[start]

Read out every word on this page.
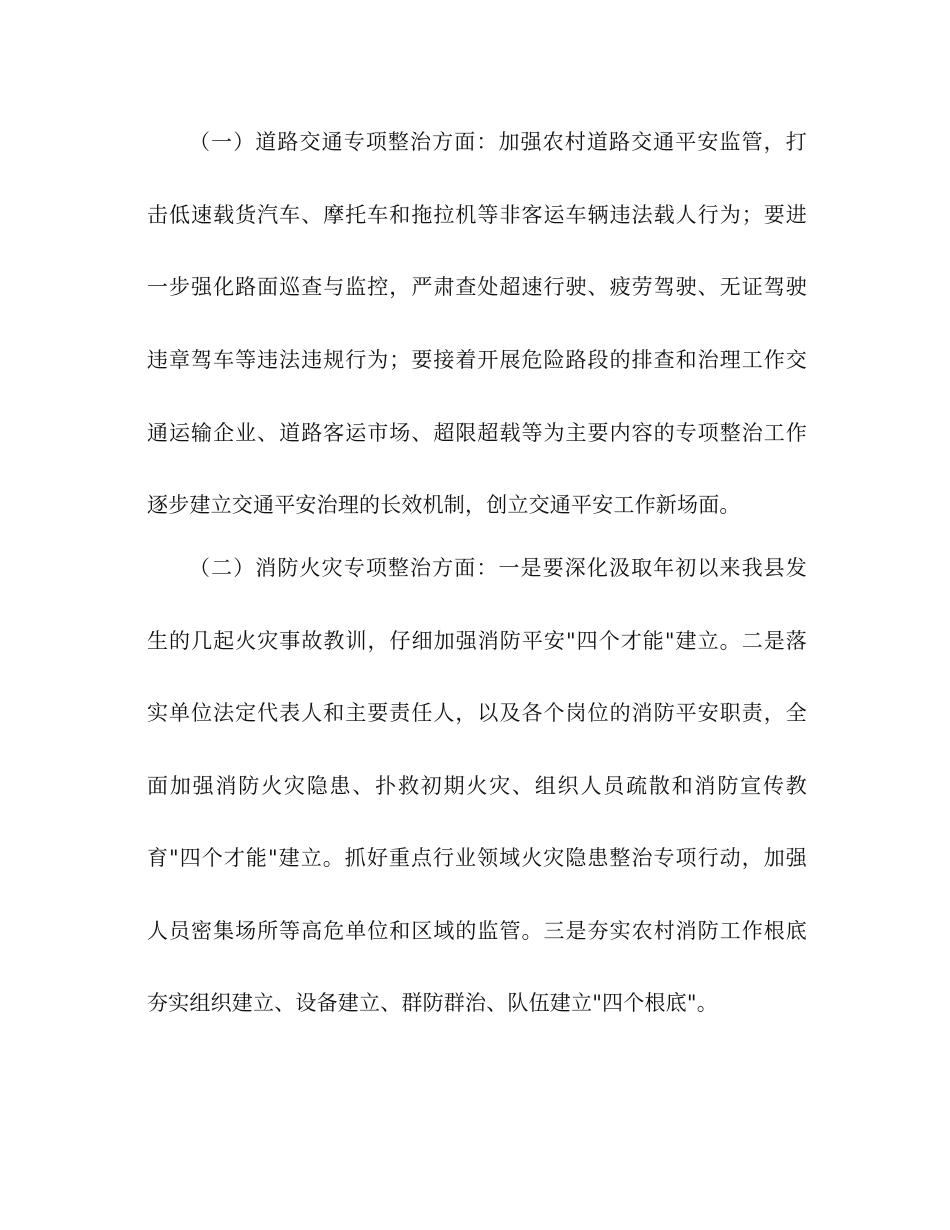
（一）道路交通专项整治方面：加强农村道路交通平安监管，打
击低速载货汽车、摩托车和拖拉机等非客运车辆违法载人行为；要进
一步强化路面巡查与监控，严肃查处超速行驶、疲劳驾驶、无证驾驶
违章驾车等违法违规行为；要接着开展危险路段的排查和治理工作交
通运输企业、道路客运市场、超限超载等为主要内容的专项整治工作
逐步建立交通平安治理的长效机制，创立交通平安工作新场面。
（二）消防火灾专项整治方面：一是要深化汲取年初以来我县发
生的几起火灾事故教训，仔细加强消防平安"四个才能"建立。二是落
实单位法定代表人和主要责任人，以及各个岗位的消防平安职责，全
面加强消防火灾隐患、扑救初期火灾、组织人员疏散和消防宣传教
育"四个才能"建立。抓好重点行业领域火灾隐患整治专项行动，加强
人员密集场所等高危单位和区域的监管。三是夯实农村消防工作根底
夯实组织建立、设备建立、群防群治、队伍建立"四个根底"。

[end]

- WHAT TO DO -
Using the listing, copy every line where the word "四个才能" shows up.

- RESPONSE FOR THIS EXERCISE -
生的几起火灾事故教训，仔细加强消防平安"四个才能"建立。二是落
育"四个才能"建立。抓好重点行业领域火灾隐患整治专项行动，加强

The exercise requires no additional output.